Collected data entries

********

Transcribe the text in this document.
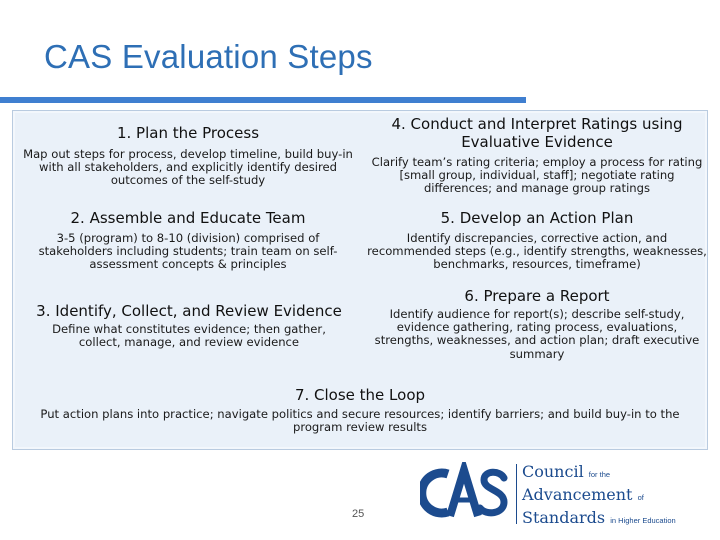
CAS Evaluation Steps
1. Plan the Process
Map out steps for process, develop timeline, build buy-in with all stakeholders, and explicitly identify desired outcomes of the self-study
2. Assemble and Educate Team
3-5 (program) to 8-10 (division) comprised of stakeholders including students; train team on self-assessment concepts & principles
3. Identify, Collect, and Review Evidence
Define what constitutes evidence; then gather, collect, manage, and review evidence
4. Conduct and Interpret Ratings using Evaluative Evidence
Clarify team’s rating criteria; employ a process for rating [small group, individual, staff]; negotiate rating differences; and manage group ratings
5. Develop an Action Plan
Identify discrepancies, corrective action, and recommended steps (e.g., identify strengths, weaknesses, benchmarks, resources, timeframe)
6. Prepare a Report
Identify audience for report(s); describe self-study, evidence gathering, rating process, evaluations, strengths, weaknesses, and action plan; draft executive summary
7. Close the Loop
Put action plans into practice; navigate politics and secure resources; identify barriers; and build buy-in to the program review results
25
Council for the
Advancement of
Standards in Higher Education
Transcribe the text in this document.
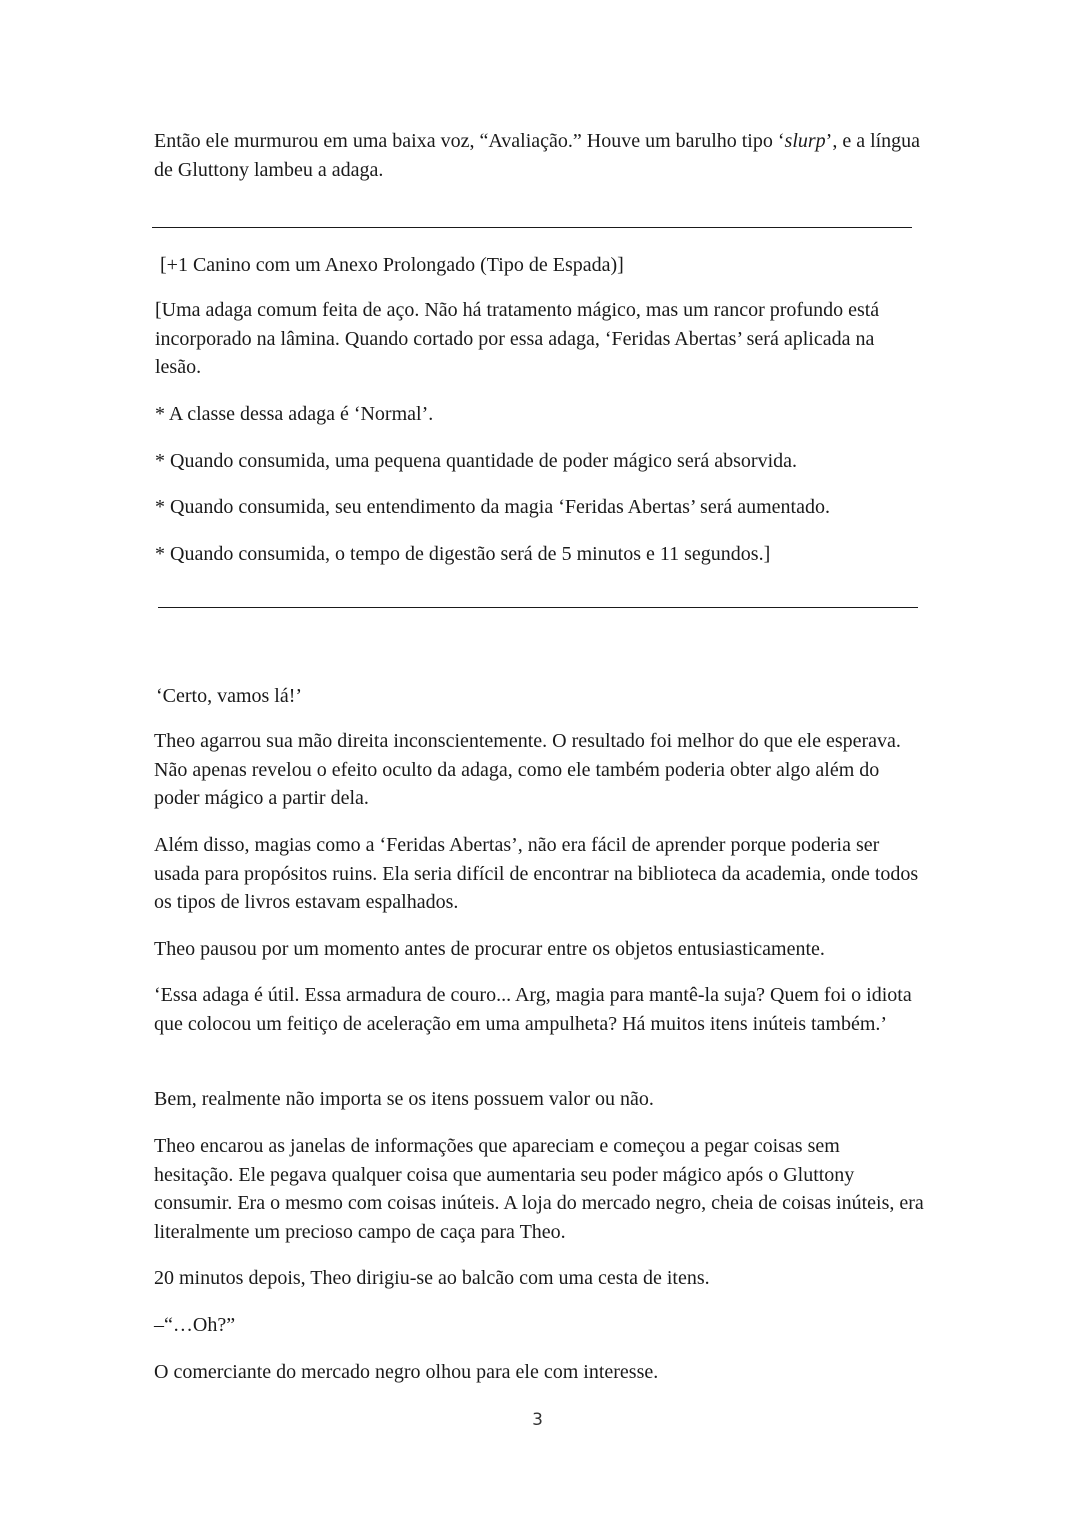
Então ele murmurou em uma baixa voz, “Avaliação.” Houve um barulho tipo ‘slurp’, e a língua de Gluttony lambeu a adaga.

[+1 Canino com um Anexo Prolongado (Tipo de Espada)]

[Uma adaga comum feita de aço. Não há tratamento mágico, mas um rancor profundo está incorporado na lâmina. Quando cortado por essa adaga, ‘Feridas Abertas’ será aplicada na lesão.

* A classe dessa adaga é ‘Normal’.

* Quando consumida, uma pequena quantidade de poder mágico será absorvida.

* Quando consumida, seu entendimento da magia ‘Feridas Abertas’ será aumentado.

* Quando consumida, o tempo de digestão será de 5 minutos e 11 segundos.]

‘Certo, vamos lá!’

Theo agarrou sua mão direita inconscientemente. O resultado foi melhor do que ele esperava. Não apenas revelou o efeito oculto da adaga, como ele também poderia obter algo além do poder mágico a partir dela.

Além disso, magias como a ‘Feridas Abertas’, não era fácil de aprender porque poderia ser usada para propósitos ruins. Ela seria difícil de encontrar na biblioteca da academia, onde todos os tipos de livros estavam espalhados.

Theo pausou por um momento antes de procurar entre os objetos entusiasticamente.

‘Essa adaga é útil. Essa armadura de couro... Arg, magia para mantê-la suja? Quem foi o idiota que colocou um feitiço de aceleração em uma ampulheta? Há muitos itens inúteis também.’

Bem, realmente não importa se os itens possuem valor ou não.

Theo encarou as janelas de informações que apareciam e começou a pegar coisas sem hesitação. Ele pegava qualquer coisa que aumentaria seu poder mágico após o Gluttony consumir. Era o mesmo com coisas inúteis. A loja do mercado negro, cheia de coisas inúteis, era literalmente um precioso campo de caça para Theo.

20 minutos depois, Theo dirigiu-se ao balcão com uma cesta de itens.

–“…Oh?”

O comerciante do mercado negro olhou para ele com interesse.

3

********

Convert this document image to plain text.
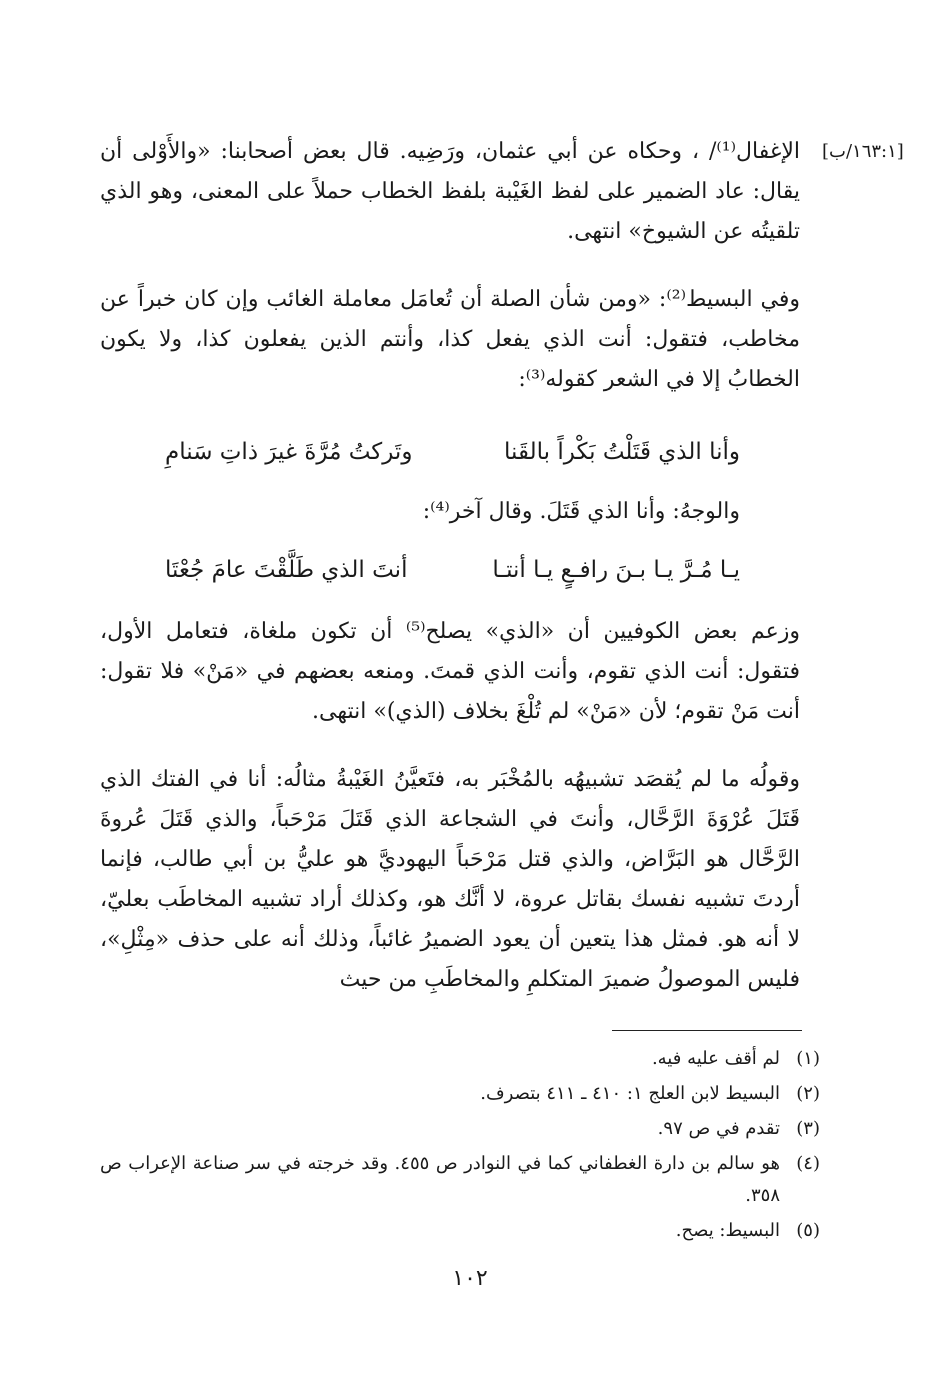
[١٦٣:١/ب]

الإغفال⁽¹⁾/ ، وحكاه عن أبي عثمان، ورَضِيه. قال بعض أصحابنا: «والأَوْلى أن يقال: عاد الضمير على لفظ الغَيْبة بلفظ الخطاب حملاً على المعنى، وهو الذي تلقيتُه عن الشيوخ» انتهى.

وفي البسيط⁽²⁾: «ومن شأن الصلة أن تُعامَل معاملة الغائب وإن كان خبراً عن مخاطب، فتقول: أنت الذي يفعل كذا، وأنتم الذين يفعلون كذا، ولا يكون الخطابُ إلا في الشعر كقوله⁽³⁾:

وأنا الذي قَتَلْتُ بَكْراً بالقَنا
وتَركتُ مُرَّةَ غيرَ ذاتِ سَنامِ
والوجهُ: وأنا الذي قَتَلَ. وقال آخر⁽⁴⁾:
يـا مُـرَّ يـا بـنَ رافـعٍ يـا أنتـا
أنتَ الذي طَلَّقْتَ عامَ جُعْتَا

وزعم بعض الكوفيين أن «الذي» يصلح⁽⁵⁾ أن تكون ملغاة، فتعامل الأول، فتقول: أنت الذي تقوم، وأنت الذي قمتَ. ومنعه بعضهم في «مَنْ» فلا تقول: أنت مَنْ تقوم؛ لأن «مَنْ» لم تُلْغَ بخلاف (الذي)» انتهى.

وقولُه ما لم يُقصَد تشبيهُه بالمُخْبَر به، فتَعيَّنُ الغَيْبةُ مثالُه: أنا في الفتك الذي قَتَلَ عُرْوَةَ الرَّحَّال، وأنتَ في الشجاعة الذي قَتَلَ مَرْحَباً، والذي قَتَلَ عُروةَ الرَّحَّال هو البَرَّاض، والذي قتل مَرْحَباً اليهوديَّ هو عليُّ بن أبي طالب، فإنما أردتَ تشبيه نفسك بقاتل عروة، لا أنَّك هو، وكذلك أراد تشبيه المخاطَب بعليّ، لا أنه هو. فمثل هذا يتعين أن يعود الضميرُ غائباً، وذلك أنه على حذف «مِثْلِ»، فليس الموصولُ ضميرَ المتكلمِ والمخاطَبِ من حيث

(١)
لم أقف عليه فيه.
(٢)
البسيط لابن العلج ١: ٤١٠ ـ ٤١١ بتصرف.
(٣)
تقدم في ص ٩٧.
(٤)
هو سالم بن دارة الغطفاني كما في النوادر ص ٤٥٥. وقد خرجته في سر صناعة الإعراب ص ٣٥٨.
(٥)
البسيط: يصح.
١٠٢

********

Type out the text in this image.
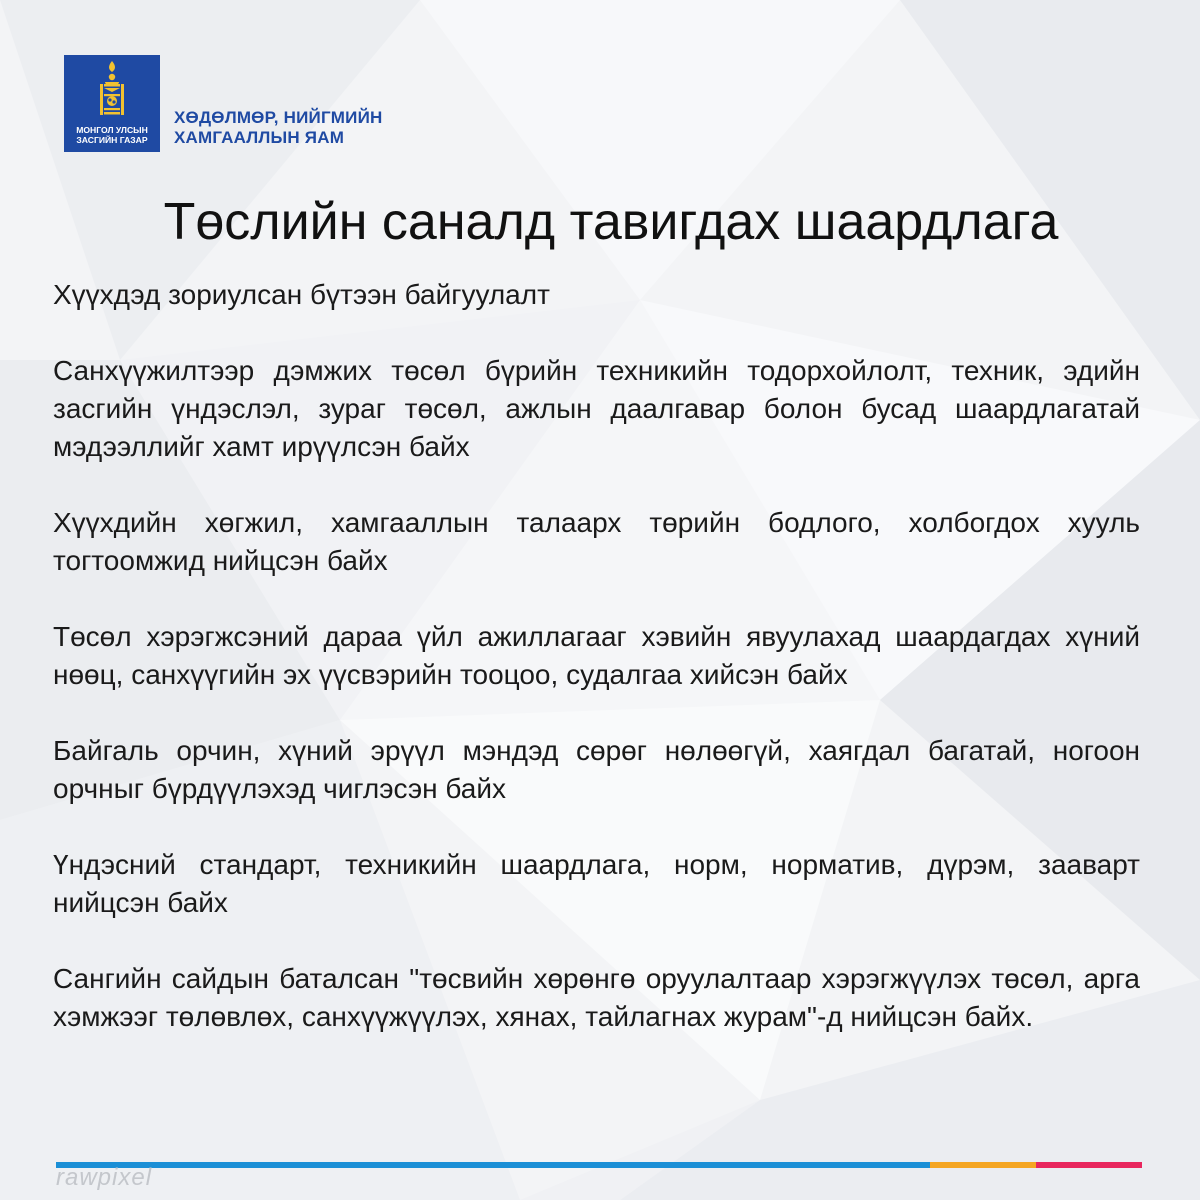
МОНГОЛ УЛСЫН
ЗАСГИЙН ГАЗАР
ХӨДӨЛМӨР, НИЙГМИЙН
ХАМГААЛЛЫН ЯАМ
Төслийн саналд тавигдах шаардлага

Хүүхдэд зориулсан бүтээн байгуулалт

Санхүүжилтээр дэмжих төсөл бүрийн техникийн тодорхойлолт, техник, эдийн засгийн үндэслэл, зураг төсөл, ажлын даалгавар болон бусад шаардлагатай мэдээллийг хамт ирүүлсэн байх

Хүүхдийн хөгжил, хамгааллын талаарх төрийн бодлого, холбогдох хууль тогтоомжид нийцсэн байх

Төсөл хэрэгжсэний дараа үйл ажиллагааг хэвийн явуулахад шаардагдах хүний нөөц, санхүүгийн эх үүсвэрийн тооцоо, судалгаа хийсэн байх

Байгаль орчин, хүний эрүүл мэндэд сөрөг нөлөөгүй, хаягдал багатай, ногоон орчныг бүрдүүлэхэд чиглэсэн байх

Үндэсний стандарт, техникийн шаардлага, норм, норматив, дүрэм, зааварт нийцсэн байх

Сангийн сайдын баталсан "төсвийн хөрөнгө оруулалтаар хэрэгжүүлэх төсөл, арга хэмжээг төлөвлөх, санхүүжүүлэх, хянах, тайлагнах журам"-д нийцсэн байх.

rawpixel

********

Aim
Locate all lines in the listing above with the word "consumida" and copy them.

Answer below
* Quando consumida, uma pequena quantidade de poder mágico será absorvida.
* Quando consumida, seu entendimento da magia ‘Feridas Abertas’ será aumentado.
* Quando consumida, o tempo de digestão será de 5 minutos e 11 segundos.]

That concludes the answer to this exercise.